======== SUPPLIED RECORDS

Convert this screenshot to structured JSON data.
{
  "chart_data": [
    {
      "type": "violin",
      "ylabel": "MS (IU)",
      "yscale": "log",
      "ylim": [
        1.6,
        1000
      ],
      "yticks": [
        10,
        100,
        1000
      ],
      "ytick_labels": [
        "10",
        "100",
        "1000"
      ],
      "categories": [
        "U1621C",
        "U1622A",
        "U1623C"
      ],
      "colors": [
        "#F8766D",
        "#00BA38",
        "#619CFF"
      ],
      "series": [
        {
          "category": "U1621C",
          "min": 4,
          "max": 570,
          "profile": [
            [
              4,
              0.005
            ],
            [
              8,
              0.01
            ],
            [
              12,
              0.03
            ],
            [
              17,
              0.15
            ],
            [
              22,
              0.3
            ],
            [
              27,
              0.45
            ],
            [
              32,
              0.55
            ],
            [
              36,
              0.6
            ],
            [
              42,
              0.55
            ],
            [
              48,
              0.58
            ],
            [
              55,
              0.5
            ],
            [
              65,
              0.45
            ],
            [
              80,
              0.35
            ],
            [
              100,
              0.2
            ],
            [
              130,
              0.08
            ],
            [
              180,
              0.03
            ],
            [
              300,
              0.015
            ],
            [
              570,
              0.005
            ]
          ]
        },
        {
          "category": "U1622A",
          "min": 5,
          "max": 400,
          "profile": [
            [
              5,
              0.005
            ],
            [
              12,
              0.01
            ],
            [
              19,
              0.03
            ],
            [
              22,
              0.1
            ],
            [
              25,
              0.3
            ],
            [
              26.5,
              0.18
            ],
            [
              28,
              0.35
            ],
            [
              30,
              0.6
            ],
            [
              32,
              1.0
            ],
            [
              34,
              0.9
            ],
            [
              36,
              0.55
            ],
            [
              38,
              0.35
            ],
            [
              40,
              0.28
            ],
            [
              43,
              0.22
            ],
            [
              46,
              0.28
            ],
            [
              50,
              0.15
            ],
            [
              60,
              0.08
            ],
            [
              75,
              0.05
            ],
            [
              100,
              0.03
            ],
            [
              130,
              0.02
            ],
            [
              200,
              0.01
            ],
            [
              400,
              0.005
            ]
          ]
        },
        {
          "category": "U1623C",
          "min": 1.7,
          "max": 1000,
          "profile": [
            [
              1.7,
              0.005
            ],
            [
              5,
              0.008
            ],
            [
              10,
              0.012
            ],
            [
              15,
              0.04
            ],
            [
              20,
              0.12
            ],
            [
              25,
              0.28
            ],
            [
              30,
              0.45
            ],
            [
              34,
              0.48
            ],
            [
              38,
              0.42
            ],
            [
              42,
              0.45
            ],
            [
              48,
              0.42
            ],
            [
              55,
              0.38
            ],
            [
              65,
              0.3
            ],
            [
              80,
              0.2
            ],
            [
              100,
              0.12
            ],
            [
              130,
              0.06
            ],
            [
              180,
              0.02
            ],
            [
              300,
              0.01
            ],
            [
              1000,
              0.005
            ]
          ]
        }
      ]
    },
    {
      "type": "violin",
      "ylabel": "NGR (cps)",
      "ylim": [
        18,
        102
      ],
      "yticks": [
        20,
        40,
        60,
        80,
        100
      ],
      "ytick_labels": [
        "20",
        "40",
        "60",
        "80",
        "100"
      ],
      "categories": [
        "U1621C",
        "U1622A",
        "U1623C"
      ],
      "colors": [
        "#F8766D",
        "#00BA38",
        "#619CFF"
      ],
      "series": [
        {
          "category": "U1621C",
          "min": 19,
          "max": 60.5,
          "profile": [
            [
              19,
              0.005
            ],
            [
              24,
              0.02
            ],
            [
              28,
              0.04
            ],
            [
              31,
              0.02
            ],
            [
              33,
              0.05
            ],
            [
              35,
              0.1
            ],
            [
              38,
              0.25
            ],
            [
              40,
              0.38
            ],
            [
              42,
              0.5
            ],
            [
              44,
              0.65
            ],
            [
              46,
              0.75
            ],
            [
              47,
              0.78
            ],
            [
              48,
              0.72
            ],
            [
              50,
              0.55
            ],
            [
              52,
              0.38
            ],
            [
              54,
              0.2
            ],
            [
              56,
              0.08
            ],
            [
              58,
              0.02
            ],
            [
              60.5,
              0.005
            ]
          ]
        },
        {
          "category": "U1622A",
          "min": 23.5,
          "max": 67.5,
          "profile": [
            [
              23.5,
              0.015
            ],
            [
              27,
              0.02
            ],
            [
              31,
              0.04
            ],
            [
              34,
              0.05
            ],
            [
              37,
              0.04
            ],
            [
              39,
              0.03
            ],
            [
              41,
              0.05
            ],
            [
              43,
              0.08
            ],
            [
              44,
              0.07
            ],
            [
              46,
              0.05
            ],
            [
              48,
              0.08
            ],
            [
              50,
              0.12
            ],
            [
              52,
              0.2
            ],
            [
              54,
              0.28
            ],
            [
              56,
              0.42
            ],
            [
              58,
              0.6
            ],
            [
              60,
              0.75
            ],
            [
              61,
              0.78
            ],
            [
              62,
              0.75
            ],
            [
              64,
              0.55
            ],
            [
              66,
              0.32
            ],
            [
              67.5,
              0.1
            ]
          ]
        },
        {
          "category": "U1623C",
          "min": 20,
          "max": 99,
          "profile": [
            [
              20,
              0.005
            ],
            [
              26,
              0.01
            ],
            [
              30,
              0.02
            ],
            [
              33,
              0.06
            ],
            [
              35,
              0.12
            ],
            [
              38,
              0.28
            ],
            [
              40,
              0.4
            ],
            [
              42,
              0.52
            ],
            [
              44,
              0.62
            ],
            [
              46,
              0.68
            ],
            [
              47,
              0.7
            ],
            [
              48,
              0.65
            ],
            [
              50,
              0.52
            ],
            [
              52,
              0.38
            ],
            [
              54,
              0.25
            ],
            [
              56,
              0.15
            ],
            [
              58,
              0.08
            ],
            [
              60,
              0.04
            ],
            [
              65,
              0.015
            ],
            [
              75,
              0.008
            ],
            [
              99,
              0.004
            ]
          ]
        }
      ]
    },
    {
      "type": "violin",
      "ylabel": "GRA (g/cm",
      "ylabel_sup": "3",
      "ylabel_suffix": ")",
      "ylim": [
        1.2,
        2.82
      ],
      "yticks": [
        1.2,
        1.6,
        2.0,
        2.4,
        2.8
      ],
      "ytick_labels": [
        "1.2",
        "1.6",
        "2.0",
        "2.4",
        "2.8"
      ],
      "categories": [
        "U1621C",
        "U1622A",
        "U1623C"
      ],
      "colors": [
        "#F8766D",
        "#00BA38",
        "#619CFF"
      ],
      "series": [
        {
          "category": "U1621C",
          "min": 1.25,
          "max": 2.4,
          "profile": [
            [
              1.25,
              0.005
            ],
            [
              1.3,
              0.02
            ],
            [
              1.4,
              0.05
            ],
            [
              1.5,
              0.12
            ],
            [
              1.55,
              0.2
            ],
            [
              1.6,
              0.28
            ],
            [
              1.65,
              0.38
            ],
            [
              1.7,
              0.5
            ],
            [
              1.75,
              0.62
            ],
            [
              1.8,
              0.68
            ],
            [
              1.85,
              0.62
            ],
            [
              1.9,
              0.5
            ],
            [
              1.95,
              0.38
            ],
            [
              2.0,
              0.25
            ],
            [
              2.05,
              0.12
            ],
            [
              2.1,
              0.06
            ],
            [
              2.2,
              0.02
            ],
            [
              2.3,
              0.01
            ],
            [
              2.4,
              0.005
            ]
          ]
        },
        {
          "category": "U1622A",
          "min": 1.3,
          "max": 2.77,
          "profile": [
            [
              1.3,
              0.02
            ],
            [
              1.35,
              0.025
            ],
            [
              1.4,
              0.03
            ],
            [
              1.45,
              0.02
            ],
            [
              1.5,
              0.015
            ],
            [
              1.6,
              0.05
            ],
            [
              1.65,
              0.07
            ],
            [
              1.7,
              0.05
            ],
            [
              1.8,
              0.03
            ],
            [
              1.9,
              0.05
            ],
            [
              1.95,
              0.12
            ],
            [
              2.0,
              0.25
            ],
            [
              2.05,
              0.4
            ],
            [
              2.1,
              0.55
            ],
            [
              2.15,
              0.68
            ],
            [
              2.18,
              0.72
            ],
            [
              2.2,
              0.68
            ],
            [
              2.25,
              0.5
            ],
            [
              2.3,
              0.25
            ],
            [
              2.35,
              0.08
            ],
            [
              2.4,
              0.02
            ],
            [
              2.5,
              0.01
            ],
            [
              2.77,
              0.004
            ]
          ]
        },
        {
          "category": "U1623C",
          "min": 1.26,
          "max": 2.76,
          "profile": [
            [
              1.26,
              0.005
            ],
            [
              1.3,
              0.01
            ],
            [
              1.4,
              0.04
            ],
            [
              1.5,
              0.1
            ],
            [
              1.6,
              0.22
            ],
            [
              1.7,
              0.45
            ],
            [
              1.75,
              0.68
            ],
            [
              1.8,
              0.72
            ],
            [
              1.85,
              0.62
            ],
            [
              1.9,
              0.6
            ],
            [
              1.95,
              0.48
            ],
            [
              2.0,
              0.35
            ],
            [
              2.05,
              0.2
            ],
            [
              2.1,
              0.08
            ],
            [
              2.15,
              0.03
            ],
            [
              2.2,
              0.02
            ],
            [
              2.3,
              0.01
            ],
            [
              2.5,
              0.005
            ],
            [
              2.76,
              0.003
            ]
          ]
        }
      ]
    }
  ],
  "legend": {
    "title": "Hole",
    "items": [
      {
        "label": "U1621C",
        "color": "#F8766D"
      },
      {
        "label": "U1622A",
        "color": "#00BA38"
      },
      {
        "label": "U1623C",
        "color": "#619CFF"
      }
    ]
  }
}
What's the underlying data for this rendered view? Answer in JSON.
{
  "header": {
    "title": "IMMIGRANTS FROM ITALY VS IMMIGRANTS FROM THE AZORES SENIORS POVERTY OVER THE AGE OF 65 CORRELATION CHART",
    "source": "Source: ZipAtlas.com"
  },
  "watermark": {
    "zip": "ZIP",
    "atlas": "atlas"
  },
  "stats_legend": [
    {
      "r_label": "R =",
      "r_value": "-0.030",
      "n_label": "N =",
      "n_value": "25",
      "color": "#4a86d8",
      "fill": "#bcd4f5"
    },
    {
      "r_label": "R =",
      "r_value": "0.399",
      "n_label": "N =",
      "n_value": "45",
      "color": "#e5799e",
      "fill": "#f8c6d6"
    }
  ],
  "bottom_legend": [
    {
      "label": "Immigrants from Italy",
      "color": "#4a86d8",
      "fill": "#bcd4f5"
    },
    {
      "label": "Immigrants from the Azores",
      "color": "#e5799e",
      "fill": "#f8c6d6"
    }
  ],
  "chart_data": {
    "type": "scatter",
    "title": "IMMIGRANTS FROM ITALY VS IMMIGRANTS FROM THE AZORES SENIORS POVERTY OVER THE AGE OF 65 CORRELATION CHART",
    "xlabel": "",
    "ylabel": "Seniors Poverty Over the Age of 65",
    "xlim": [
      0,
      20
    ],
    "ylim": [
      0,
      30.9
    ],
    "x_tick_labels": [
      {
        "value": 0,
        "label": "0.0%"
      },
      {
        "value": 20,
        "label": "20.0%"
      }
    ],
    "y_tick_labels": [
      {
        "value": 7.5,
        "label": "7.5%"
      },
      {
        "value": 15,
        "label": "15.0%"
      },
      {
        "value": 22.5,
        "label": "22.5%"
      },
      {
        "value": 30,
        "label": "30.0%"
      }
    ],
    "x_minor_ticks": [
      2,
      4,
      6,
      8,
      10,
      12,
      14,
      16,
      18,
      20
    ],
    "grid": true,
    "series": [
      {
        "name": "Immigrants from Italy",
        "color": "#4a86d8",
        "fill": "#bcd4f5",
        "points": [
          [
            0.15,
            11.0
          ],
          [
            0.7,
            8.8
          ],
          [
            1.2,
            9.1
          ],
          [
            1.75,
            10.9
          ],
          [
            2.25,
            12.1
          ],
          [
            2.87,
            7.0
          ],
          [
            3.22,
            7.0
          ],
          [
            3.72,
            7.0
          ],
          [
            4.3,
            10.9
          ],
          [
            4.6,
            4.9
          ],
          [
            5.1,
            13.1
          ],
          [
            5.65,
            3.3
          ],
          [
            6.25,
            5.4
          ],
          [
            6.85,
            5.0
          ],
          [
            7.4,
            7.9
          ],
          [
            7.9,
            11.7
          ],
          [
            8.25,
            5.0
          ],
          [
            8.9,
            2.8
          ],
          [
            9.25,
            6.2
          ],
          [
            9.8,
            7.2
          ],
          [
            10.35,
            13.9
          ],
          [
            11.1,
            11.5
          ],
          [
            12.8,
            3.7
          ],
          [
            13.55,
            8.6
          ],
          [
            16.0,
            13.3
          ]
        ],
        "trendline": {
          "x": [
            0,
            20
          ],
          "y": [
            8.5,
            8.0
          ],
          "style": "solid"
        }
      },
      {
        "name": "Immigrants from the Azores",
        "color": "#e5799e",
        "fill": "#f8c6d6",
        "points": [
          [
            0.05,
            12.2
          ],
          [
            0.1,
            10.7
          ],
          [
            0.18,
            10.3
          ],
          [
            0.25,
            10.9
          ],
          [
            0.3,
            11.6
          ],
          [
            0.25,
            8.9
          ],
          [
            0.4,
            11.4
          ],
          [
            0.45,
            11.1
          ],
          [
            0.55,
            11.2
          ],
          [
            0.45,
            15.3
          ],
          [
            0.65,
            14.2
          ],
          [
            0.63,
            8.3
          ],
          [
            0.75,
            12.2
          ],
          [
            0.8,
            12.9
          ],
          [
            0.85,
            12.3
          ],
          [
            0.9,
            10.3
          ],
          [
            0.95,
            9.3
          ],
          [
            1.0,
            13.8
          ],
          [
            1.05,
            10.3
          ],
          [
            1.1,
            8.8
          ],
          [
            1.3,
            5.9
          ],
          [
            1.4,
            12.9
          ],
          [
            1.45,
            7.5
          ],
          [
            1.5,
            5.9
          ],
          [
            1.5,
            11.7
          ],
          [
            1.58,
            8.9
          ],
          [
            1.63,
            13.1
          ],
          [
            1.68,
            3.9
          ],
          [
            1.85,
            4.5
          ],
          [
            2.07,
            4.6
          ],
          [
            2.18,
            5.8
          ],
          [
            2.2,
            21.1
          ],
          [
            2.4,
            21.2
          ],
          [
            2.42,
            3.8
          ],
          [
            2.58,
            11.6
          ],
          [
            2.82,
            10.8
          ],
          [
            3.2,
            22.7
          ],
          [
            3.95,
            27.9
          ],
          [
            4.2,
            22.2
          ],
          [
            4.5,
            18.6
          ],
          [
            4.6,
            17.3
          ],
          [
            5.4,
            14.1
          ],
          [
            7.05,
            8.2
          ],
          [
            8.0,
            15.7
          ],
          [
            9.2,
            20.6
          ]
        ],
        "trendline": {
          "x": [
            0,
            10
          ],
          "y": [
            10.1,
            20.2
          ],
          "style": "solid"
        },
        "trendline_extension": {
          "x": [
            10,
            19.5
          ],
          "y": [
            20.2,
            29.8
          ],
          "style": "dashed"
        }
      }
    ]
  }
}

================

> **GIVEN REQUEST**: Using the listing above, show each line holding the string "name".

> **FINISHED EXERCISE**:
        "name": "Immigrants from Italy",
        "name": "Immigrants from the Azores",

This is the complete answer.